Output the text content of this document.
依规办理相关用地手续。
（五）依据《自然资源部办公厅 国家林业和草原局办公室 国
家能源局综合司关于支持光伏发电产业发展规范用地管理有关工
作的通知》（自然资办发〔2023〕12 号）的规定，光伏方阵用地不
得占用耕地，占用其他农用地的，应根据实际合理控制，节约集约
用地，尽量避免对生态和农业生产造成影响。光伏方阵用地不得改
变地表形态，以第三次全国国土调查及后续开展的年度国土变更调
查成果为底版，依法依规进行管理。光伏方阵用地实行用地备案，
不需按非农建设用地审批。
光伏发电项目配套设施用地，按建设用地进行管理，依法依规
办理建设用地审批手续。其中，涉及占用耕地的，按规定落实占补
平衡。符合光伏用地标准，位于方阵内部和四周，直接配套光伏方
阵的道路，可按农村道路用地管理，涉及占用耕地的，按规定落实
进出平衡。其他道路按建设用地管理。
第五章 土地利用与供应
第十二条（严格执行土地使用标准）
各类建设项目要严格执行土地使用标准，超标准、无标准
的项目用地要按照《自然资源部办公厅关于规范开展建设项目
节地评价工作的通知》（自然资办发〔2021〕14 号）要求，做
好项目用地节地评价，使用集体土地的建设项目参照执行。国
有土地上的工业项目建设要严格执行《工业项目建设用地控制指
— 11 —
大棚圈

------------------------

== BRIEF ==
Repeat the data in its entirety, character for character.

== COMPLETED TASK ==
Output the text content of this document.
依规办理相关用地手续。
（五）依据《自然资源部办公厅 国家林业和草原局办公室 国
家能源局综合司关于支持光伏发电产业发展规范用地管理有关工
作的通知》（自然资办发〔2023〕12 号）的规定，光伏方阵用地不
得占用耕地，占用其他农用地的，应根据实际合理控制，节约集约
用地，尽量避免对生态和农业生产造成影响。光伏方阵用地不得改
变地表形态，以第三次全国国土调查及后续开展的年度国土变更调
查成果为底版，依法依规进行管理。光伏方阵用地实行用地备案，
不需按非农建设用地审批。
光伏发电项目配套设施用地，按建设用地进行管理，依法依规
办理建设用地审批手续。其中，涉及占用耕地的，按规定落实占补
平衡。符合光伏用地标准，位于方阵内部和四周，直接配套光伏方
阵的道路，可按农村道路用地管理，涉及占用耕地的，按规定落实
进出平衡。其他道路按建设用地管理。
第五章 土地利用与供应
第十二条（严格执行土地使用标准）
各类建设项目要严格执行土地使用标准，超标准、无标准
的项目用地要按照《自然资源部办公厅关于规范开展建设项目
节地评价工作的通知》（自然资办发〔2021〕14 号）要求，做
好项目用地节地评价，使用集体土地的建设项目参照执行。国
有土地上的工业项目建设要严格执行《工业项目建设用地控制指
— 11 —
大棚圈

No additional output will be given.